* Exercise *
Each entry that follows must be output without any deviation.

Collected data
## START

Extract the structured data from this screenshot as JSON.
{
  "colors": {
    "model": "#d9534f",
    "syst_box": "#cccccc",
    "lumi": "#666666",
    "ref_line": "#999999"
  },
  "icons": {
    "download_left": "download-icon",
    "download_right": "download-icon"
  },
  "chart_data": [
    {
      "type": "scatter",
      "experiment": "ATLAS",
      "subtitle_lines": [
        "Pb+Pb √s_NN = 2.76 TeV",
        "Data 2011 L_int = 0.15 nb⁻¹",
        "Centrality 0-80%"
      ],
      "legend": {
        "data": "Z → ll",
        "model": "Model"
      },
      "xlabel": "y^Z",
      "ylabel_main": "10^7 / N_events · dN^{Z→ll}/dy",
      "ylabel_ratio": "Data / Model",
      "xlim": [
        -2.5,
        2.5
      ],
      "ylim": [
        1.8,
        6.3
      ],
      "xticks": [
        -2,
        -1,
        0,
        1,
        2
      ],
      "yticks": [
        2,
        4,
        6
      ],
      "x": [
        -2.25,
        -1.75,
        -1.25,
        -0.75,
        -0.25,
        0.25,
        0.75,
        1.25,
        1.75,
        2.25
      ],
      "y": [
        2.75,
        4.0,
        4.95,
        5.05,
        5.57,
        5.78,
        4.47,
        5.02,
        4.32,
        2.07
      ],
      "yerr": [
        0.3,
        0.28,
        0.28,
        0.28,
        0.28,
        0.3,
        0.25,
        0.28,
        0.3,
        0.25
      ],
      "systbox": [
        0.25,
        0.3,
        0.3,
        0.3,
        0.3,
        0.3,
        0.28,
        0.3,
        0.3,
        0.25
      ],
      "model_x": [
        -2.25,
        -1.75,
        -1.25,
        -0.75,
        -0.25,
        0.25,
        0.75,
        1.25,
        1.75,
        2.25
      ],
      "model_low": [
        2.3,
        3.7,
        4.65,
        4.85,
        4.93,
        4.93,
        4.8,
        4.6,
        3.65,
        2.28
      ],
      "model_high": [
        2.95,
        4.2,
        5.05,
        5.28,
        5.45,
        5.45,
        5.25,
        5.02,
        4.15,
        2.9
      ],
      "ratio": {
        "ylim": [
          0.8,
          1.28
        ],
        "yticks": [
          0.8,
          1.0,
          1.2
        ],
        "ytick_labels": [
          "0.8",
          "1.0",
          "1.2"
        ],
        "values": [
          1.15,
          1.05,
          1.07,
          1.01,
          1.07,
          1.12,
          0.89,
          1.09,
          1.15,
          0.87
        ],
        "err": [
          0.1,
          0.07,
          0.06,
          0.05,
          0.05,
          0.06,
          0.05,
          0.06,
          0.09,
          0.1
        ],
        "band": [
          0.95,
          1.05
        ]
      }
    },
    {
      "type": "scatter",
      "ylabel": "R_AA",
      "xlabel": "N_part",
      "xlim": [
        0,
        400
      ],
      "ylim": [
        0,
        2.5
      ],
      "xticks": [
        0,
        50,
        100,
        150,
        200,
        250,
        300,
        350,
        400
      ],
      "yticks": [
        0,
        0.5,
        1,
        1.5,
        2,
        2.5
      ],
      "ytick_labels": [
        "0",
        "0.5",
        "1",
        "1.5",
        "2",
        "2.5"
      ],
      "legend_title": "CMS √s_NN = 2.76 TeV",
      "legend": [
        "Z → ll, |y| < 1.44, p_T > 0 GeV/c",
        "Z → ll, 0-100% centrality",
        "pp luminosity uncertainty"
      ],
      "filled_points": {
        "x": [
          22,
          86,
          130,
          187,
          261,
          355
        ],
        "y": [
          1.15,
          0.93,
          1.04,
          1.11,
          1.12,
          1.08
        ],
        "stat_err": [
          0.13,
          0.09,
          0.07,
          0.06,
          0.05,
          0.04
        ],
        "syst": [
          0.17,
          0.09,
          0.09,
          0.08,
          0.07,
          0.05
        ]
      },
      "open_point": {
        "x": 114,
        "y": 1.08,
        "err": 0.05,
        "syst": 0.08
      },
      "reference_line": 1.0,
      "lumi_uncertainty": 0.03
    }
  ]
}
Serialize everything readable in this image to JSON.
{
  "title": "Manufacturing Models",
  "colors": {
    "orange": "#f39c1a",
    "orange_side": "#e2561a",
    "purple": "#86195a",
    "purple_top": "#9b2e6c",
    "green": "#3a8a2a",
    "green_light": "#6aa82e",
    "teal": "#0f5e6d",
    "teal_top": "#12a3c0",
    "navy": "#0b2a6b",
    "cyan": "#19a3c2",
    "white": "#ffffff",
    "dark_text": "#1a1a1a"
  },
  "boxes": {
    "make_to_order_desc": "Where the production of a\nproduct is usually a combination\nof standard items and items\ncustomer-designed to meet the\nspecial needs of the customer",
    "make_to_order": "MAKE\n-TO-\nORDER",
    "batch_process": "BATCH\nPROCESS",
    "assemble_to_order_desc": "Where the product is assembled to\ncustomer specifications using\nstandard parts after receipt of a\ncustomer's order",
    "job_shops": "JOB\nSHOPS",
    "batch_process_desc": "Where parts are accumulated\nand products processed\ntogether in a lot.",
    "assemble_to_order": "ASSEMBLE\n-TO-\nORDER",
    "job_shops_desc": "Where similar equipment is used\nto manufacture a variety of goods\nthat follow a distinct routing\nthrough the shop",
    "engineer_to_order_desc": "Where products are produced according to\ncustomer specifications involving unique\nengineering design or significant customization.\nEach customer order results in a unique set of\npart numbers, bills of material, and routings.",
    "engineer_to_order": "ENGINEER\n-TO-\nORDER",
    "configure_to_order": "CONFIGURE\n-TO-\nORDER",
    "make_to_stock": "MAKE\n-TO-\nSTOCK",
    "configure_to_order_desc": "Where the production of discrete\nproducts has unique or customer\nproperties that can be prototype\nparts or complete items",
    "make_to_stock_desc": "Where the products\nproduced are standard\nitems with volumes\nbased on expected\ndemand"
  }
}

## END

* Task response *
Extract the structured data from this screenshot as JSON.
{
  "colors": {
    "model": "#d9534f",
    "syst_box": "#cccccc",
    "lumi": "#666666",
    "ref_line": "#999999"
  },
  "icons": {
    "download_left": "download-icon",
    "download_right": "download-icon"
  },
  "chart_data": [
    {
      "type": "scatter",
      "experiment": "ATLAS",
      "subtitle_lines": [
        "Pb+Pb √s_NN = 2.76 TeV",
        "Data 2011 L_int = 0.15 nb⁻¹",
        "Centrality 0-80%"
      ],
      "legend": {
        "data": "Z → ll",
        "model": "Model"
      },
      "xlabel": "y^Z",
      "ylabel_main": "10^7 / N_events · dN^{Z→ll}/dy",
      "ylabel_ratio": "Data / Model",
      "xlim": [
        -2.5,
        2.5
      ],
      "ylim": [
        1.8,
        6.3
      ],
      "xticks": [
        -2,
        -1,
        0,
        1,
        2
      ],
      "yticks": [
        2,
        4,
        6
      ],
      "x": [
        -2.25,
        -1.75,
        -1.25,
        -0.75,
        -0.25,
        0.25,
        0.75,
        1.25,
        1.75,
        2.25
      ],
      "y": [
        2.75,
        4.0,
        4.95,
        5.05,
        5.57,
        5.78,
        4.47,
        5.02,
        4.32,
        2.07
      ],
      "yerr": [
        0.3,
        0.28,
        0.28,
        0.28,
        0.28,
        0.3,
        0.25,
        0.28,
        0.3,
        0.25
      ],
      "systbox": [
        0.25,
        0.3,
        0.3,
        0.3,
        0.3,
        0.3,
        0.28,
        0.3,
        0.3,
        0.25
      ],
      "model_x": [
        -2.25,
        -1.75,
        -1.25,
        -0.75,
        -0.25,
        0.25,
        0.75,
        1.25,
        1.75,
        2.25
      ],
      "model_low": [
        2.3,
        3.7,
        4.65,
        4.85,
        4.93,
        4.93,
        4.8,
        4.6,
        3.65,
        2.28
      ],
      "model_high": [
        2.95,
        4.2,
        5.05,
        5.28,
        5.45,
        5.45,
        5.25,
        5.02,
        4.15,
        2.9
      ],
      "ratio": {
        "ylim": [
          0.8,
          1.28
        ],
        "yticks": [
          0.8,
          1.0,
          1.2
        ],
        "ytick_labels": [
          "0.8",
          "1.0",
          "1.2"
        ],
        "values": [
          1.15,
          1.05,
          1.07,
          1.01,
          1.07,
          1.12,
          0.89,
          1.09,
          1.15,
          0.87
        ],
        "err": [
          0.1,
          0.07,
          0.06,
          0.05,
          0.05,
          0.06,
          0.05,
          0.06,
          0.09,
          0.1
        ],
        "band": [
          0.95,
          1.05
        ]
      }
    },
    {
      "type": "scatter",
      "ylabel": "R_AA",
      "xlabel": "N_part",
      "xlim": [
        0,
        400
      ],
      "ylim": [
        0,
        2.5
      ],
      "xticks": [
        0,
        50,
        100,
        150,
        200,
        250,
        300,
        350,
        400
      ],
      "yticks": [
        0,
        0.5,
        1,
        1.5,
        2,
        2.5
      ],
      "ytick_labels": [
        "0",
        "0.5",
        "1",
        "1.5",
        "2",
        "2.5"
      ],
      "legend_title": "CMS √s_NN = 2.76 TeV",
      "legend": [
        "Z → ll, |y| < 1.44, p_T > 0 GeV/c",
        "Z → ll, 0-100% centrality",
        "pp luminosity uncertainty"
      ],
      "filled_points": {
        "x": [
          22,
          86,
          130,
          187,
          261,
          355
        ],
        "y": [
          1.15,
          0.93,
          1.04,
          1.11,
          1.12,
          1.08
        ],
        "stat_err": [
          0.13,
          0.09,
          0.07,
          0.06,
          0.05,
          0.04
        ],
        "syst": [
          0.17,
          0.09,
          0.09,
          0.08,
          0.07,
          0.05
        ]
      },
      "open_point": {
        "x": 114,
        "y": 1.08,
        "err": 0.05,
        "syst": 0.08
      },
      "reference_line": 1.0,
      "lumi_uncertainty": 0.03
    }
  ]
}
Serialize everything readable in this image to JSON.
{
  "title": "Manufacturing Models",
  "colors": {
    "orange": "#f39c1a",
    "orange_side": "#e2561a",
    "purple": "#86195a",
    "purple_top": "#9b2e6c",
    "green": "#3a8a2a",
    "green_light": "#6aa82e",
    "teal": "#0f5e6d",
    "teal_top": "#12a3c0",
    "navy": "#0b2a6b",
    "cyan": "#19a3c2",
    "white": "#ffffff",
    "dark_text": "#1a1a1a"
  },
  "boxes": {
    "make_to_order_desc": "Where the production of a\nproduct is usually a combination\nof standard items and items\ncustomer-designed to meet the\nspecial needs of the customer",
    "make_to_order": "MAKE\n-TO-\nORDER",
    "batch_process": "BATCH\nPROCESS",
    "assemble_to_order_desc": "Where the product is assembled to\ncustomer specifications using\nstandard parts after receipt of a\ncustomer's order",
    "job_shops": "JOB\nSHOPS",
    "batch_process_desc": "Where parts are accumulated\nand products processed\ntogether in a lot.",
    "assemble_to_order": "ASSEMBLE\n-TO-\nORDER",
    "job_shops_desc": "Where similar equipment is used\nto manufacture a variety of goods\nthat follow a distinct routing\nthrough the shop",
    "engineer_to_order_desc": "Where products are produced according to\ncustomer specifications involving unique\nengineering design or significant customization.\nEach customer order results in a unique set of\npart numbers, bills of material, and routings.",
    "engineer_to_order": "ENGINEER\n-TO-\nORDER",
    "configure_to_order": "CONFIGURE\n-TO-\nORDER",
    "make_to_stock": "MAKE\n-TO-\nSTOCK",
    "configure_to_order_desc": "Where the production of discrete\nproducts has unique or customer\nproperties that can be prototype\nparts or complete items",
    "make_to_stock_desc": "Where the products\nproduced are standard\nitems with volumes\nbased on expected\ndemand"
  }
}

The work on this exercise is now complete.